Exercise directions –
Output the data word for word, dropping every image.

---------------

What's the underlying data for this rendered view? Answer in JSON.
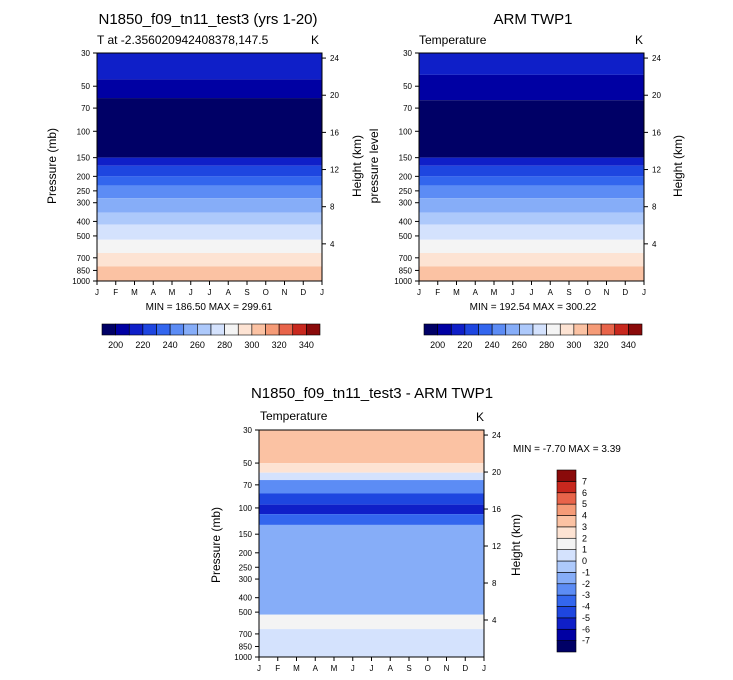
{
  "chart_data": [
    {
      "type": "heatmap",
      "title": "N1850_f09_tn11_test3 (yrs 1-20)",
      "subtitle_left": "T at -2.356020942408378,147.5",
      "subtitle_right": "K",
      "xlabel": "",
      "ylabel": "Pressure (mb)",
      "ylabel_right": "Height (km)",
      "x_ticks": [
        "J",
        "F",
        "M",
        "A",
        "M",
        "J",
        "J",
        "A",
        "S",
        "O",
        "N",
        "D",
        "J"
      ],
      "y_ticks": [
        "30",
        "50",
        "70",
        "100",
        "150",
        "200",
        "250",
        "300",
        "400",
        "500",
        "700",
        "850",
        "1000"
      ],
      "y_ticks_right": [
        "24",
        "20",
        "16",
        "12",
        "8",
        "4"
      ],
      "stats": "MIN = 186.50 MAX = 299.61",
      "levels": [
        200,
        210,
        220,
        230,
        240,
        250,
        260,
        270,
        280,
        290,
        300,
        310,
        320,
        330,
        340
      ],
      "level_labels": [
        "200",
        "220",
        "240",
        "260",
        "280",
        "300",
        "320",
        "340"
      ],
      "colors": [
        "#000066",
        "#0000a3",
        "#0f1fc8",
        "#1e46e0",
        "#3366ee",
        "#5c8cf5",
        "#86adf8",
        "#adc9fb",
        "#d4e2fd",
        "#f4f4f4",
        "#fde3d3",
        "#fbc2a3",
        "#f59b77",
        "#e8644a",
        "#c8281e",
        "#8a0a0a"
      ],
      "bands": [
        {
          "p_range": [
            30,
            45
          ],
          "color_index": 2
        },
        {
          "p_range": [
            45,
            60
          ],
          "color_index": 1
        },
        {
          "p_range": [
            60,
            150
          ],
          "color_index": 0
        },
        {
          "p_range": [
            150,
            170
          ],
          "color_index": 2
        },
        {
          "p_range": [
            170,
            200
          ],
          "color_index": 3
        },
        {
          "p_range": [
            200,
            230
          ],
          "color_index": 4
        },
        {
          "p_range": [
            230,
            280
          ],
          "color_index": 5
        },
        {
          "p_range": [
            280,
            350
          ],
          "color_index": 6
        },
        {
          "p_range": [
            350,
            420
          ],
          "color_index": 7
        },
        {
          "p_range": [
            420,
            530
          ],
          "color_index": 8
        },
        {
          "p_range": [
            530,
            650
          ],
          "color_index": 9
        },
        {
          "p_range": [
            650,
            800
          ],
          "color_index": 10
        },
        {
          "p_range": [
            800,
            1000
          ],
          "color_index": 11
        }
      ]
    },
    {
      "type": "heatmap",
      "title": "ARM TWP1",
      "subtitle_left": "Temperature",
      "subtitle_right": "K",
      "xlabel": "",
      "ylabel": "pressure level",
      "ylabel_right": "Height (km)",
      "x_ticks": [
        "J",
        "F",
        "M",
        "A",
        "M",
        "J",
        "J",
        "A",
        "S",
        "O",
        "N",
        "D",
        "J"
      ],
      "y_ticks": [
        "30",
        "50",
        "70",
        "100",
        "150",
        "200",
        "250",
        "300",
        "400",
        "500",
        "700",
        "850",
        "1000"
      ],
      "y_ticks_right": [
        "24",
        "20",
        "16",
        "12",
        "8",
        "4"
      ],
      "stats": "MIN = 192.54 MAX = 300.22",
      "levels": [
        200,
        210,
        220,
        230,
        240,
        250,
        260,
        270,
        280,
        290,
        300,
        310,
        320,
        330,
        340
      ],
      "level_labels": [
        "200",
        "220",
        "240",
        "260",
        "280",
        "300",
        "320",
        "340"
      ],
      "colors": [
        "#000066",
        "#0000a3",
        "#0f1fc8",
        "#1e46e0",
        "#3366ee",
        "#5c8cf5",
        "#86adf8",
        "#adc9fb",
        "#d4e2fd",
        "#f4f4f4",
        "#fde3d3",
        "#fbc2a3",
        "#f59b77",
        "#e8644a",
        "#c8281e",
        "#8a0a0a"
      ],
      "bands": [
        {
          "p_range": [
            30,
            42
          ],
          "color_index": 2
        },
        {
          "p_range": [
            42,
            62
          ],
          "color_index": 1
        },
        {
          "p_range": [
            62,
            150
          ],
          "color_index": 0
        },
        {
          "p_range": [
            150,
            170
          ],
          "color_index": 2
        },
        {
          "p_range": [
            170,
            200
          ],
          "color_index": 3
        },
        {
          "p_range": [
            200,
            230
          ],
          "color_index": 4
        },
        {
          "p_range": [
            230,
            280
          ],
          "color_index": 5
        },
        {
          "p_range": [
            280,
            350
          ],
          "color_index": 6
        },
        {
          "p_range": [
            350,
            420
          ],
          "color_index": 7
        },
        {
          "p_range": [
            420,
            530
          ],
          "color_index": 8
        },
        {
          "p_range": [
            530,
            650
          ],
          "color_index": 9
        },
        {
          "p_range": [
            650,
            800
          ],
          "color_index": 10
        },
        {
          "p_range": [
            800,
            1000
          ],
          "color_index": 11
        }
      ]
    },
    {
      "type": "heatmap",
      "title": "N1850_f09_tn11_test3 - ARM TWP1",
      "subtitle_left": "Temperature",
      "subtitle_right": "K",
      "xlabel": "",
      "ylabel": "Pressure (mb)",
      "ylabel_right": "Height (km)",
      "x_ticks": [
        "J",
        "F",
        "M",
        "A",
        "M",
        "J",
        "J",
        "A",
        "S",
        "O",
        "N",
        "D",
        "J"
      ],
      "y_ticks": [
        "30",
        "50",
        "70",
        "100",
        "150",
        "200",
        "250",
        "300",
        "400",
        "500",
        "700",
        "850",
        "1000"
      ],
      "y_ticks_right": [
        "24",
        "20",
        "16",
        "12",
        "8",
        "4"
      ],
      "stats": "MIN =  -7.70 MAX =   3.39",
      "levels": [
        -7,
        -6,
        -5,
        -4,
        -3,
        -2,
        -1,
        0,
        1,
        2,
        3,
        4,
        5,
        6,
        7
      ],
      "level_labels": [
        "-7",
        "-6",
        "-5",
        "-4",
        "-3",
        "-2",
        "-1",
        "0",
        "1",
        "2",
        "3",
        "4",
        "5",
        "6",
        "7"
      ],
      "colors": [
        "#000066",
        "#0000a3",
        "#0f1fc8",
        "#1e46e0",
        "#3366ee",
        "#5c8cf5",
        "#86adf8",
        "#adc9fb",
        "#d4e2fd",
        "#f4f4f4",
        "#fde3d3",
        "#fbc2a3",
        "#f59b77",
        "#e8644a",
        "#c8281e",
        "#8a0a0a"
      ],
      "bands": [
        {
          "p_range": [
            30,
            50
          ],
          "color_index": 11
        },
        {
          "p_range": [
            50,
            58
          ],
          "color_index": 10
        },
        {
          "p_range": [
            58,
            65
          ],
          "color_index": 8
        },
        {
          "p_range": [
            65,
            80
          ],
          "color_index": 5
        },
        {
          "p_range": [
            80,
            95
          ],
          "color_index": 3
        },
        {
          "p_range": [
            95,
            110
          ],
          "color_index": 2
        },
        {
          "p_range": [
            110,
            130
          ],
          "color_index": 4
        },
        {
          "p_range": [
            130,
            520
          ],
          "color_index": 6
        },
        {
          "p_range": [
            520,
            650
          ],
          "color_index": 9
        },
        {
          "p_range": [
            650,
            1000
          ],
          "color_index": 8
        }
      ]
    }
  ]
}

---------------

Response to this task –
What's the underlying data for this rendered view? Answer in JSON.
{
  "chart_data": [
    {
      "type": "heatmap",
      "title": "N1850_f09_tn11_test3 (yrs 1-20)",
      "subtitle_left": "T at -2.356020942408378,147.5",
      "subtitle_right": "K",
      "xlabel": "",
      "ylabel": "Pressure (mb)",
      "ylabel_right": "Height (km)",
      "x_ticks": [
        "J",
        "F",
        "M",
        "A",
        "M",
        "J",
        "J",
        "A",
        "S",
        "O",
        "N",
        "D",
        "J"
      ],
      "y_ticks": [
        "30",
        "50",
        "70",
        "100",
        "150",
        "200",
        "250",
        "300",
        "400",
        "500",
        "700",
        "850",
        "1000"
      ],
      "y_ticks_right": [
        "24",
        "20",
        "16",
        "12",
        "8",
        "4"
      ],
      "stats": "MIN = 186.50 MAX = 299.61",
      "levels": [
        200,
        210,
        220,
        230,
        240,
        250,
        260,
        270,
        280,
        290,
        300,
        310,
        320,
        330,
        340
      ],
      "level_labels": [
        "200",
        "220",
        "240",
        "260",
        "280",
        "300",
        "320",
        "340"
      ],
      "colors": [
        "#000066",
        "#0000a3",
        "#0f1fc8",
        "#1e46e0",
        "#3366ee",
        "#5c8cf5",
        "#86adf8",
        "#adc9fb",
        "#d4e2fd",
        "#f4f4f4",
        "#fde3d3",
        "#fbc2a3",
        "#f59b77",
        "#e8644a",
        "#c8281e",
        "#8a0a0a"
      ],
      "bands": [
        {
          "p_range": [
            30,
            45
          ],
          "color_index": 2
        },
        {
          "p_range": [
            45,
            60
          ],
          "color_index": 1
        },
        {
          "p_range": [
            60,
            150
          ],
          "color_index": 0
        },
        {
          "p_range": [
            150,
            170
          ],
          "color_index": 2
        },
        {
          "p_range": [
            170,
            200
          ],
          "color_index": 3
        },
        {
          "p_range": [
            200,
            230
          ],
          "color_index": 4
        },
        {
          "p_range": [
            230,
            280
          ],
          "color_index": 5
        },
        {
          "p_range": [
            280,
            350
          ],
          "color_index": 6
        },
        {
          "p_range": [
            350,
            420
          ],
          "color_index": 7
        },
        {
          "p_range": [
            420,
            530
          ],
          "color_index": 8
        },
        {
          "p_range": [
            530,
            650
          ],
          "color_index": 9
        },
        {
          "p_range": [
            650,
            800
          ],
          "color_index": 10
        },
        {
          "p_range": [
            800,
            1000
          ],
          "color_index": 11
        }
      ]
    },
    {
      "type": "heatmap",
      "title": "ARM TWP1",
      "subtitle_left": "Temperature",
      "subtitle_right": "K",
      "xlabel": "",
      "ylabel": "pressure level",
      "ylabel_right": "Height (km)",
      "x_ticks": [
        "J",
        "F",
        "M",
        "A",
        "M",
        "J",
        "J",
        "A",
        "S",
        "O",
        "N",
        "D",
        "J"
      ],
      "y_ticks": [
        "30",
        "50",
        "70",
        "100",
        "150",
        "200",
        "250",
        "300",
        "400",
        "500",
        "700",
        "850",
        "1000"
      ],
      "y_ticks_right": [
        "24",
        "20",
        "16",
        "12",
        "8",
        "4"
      ],
      "stats": "MIN = 192.54 MAX = 300.22",
      "levels": [
        200,
        210,
        220,
        230,
        240,
        250,
        260,
        270,
        280,
        290,
        300,
        310,
        320,
        330,
        340
      ],
      "level_labels": [
        "200",
        "220",
        "240",
        "260",
        "280",
        "300",
        "320",
        "340"
      ],
      "colors": [
        "#000066",
        "#0000a3",
        "#0f1fc8",
        "#1e46e0",
        "#3366ee",
        "#5c8cf5",
        "#86adf8",
        "#adc9fb",
        "#d4e2fd",
        "#f4f4f4",
        "#fde3d3",
        "#fbc2a3",
        "#f59b77",
        "#e8644a",
        "#c8281e",
        "#8a0a0a"
      ],
      "bands": [
        {
          "p_range": [
            30,
            42
          ],
          "color_index": 2
        },
        {
          "p_range": [
            42,
            62
          ],
          "color_index": 1
        },
        {
          "p_range": [
            62,
            150
          ],
          "color_index": 0
        },
        {
          "p_range": [
            150,
            170
          ],
          "color_index": 2
        },
        {
          "p_range": [
            170,
            200
          ],
          "color_index": 3
        },
        {
          "p_range": [
            200,
            230
          ],
          "color_index": 4
        },
        {
          "p_range": [
            230,
            280
          ],
          "color_index": 5
        },
        {
          "p_range": [
            280,
            350
          ],
          "color_index": 6
        },
        {
          "p_range": [
            350,
            420
          ],
          "color_index": 7
        },
        {
          "p_range": [
            420,
            530
          ],
          "color_index": 8
        },
        {
          "p_range": [
            530,
            650
          ],
          "color_index": 9
        },
        {
          "p_range": [
            650,
            800
          ],
          "color_index": 10
        },
        {
          "p_range": [
            800,
            1000
          ],
          "color_index": 11
        }
      ]
    },
    {
      "type": "heatmap",
      "title": "N1850_f09_tn11_test3 - ARM TWP1",
      "subtitle_left": "Temperature",
      "subtitle_right": "K",
      "xlabel": "",
      "ylabel": "Pressure (mb)",
      "ylabel_right": "Height (km)",
      "x_ticks": [
        "J",
        "F",
        "M",
        "A",
        "M",
        "J",
        "J",
        "A",
        "S",
        "O",
        "N",
        "D",
        "J"
      ],
      "y_ticks": [
        "30",
        "50",
        "70",
        "100",
        "150",
        "200",
        "250",
        "300",
        "400",
        "500",
        "700",
        "850",
        "1000"
      ],
      "y_ticks_right": [
        "24",
        "20",
        "16",
        "12",
        "8",
        "4"
      ],
      "stats": "MIN =  -7.70 MAX =   3.39",
      "levels": [
        -7,
        -6,
        -5,
        -4,
        -3,
        -2,
        -1,
        0,
        1,
        2,
        3,
        4,
        5,
        6,
        7
      ],
      "level_labels": [
        "-7",
        "-6",
        "-5",
        "-4",
        "-3",
        "-2",
        "-1",
        "0",
        "1",
        "2",
        "3",
        "4",
        "5",
        "6",
        "7"
      ],
      "colors": [
        "#000066",
        "#0000a3",
        "#0f1fc8",
        "#1e46e0",
        "#3366ee",
        "#5c8cf5",
        "#86adf8",
        "#adc9fb",
        "#d4e2fd",
        "#f4f4f4",
        "#fde3d3",
        "#fbc2a3",
        "#f59b77",
        "#e8644a",
        "#c8281e",
        "#8a0a0a"
      ],
      "bands": [
        {
          "p_range": [
            30,
            50
          ],
          "color_index": 11
        },
        {
          "p_range": [
            50,
            58
          ],
          "color_index": 10
        },
        {
          "p_range": [
            58,
            65
          ],
          "color_index": 8
        },
        {
          "p_range": [
            65,
            80
          ],
          "color_index": 5
        },
        {
          "p_range": [
            80,
            95
          ],
          "color_index": 3
        },
        {
          "p_range": [
            95,
            110
          ],
          "color_index": 2
        },
        {
          "p_range": [
            110,
            130
          ],
          "color_index": 4
        },
        {
          "p_range": [
            130,
            520
          ],
          "color_index": 6
        },
        {
          "p_range": [
            520,
            650
          ],
          "color_index": 9
        },
        {
          "p_range": [
            650,
            1000
          ],
          "color_index": 8
        }
      ]
    }
  ]
}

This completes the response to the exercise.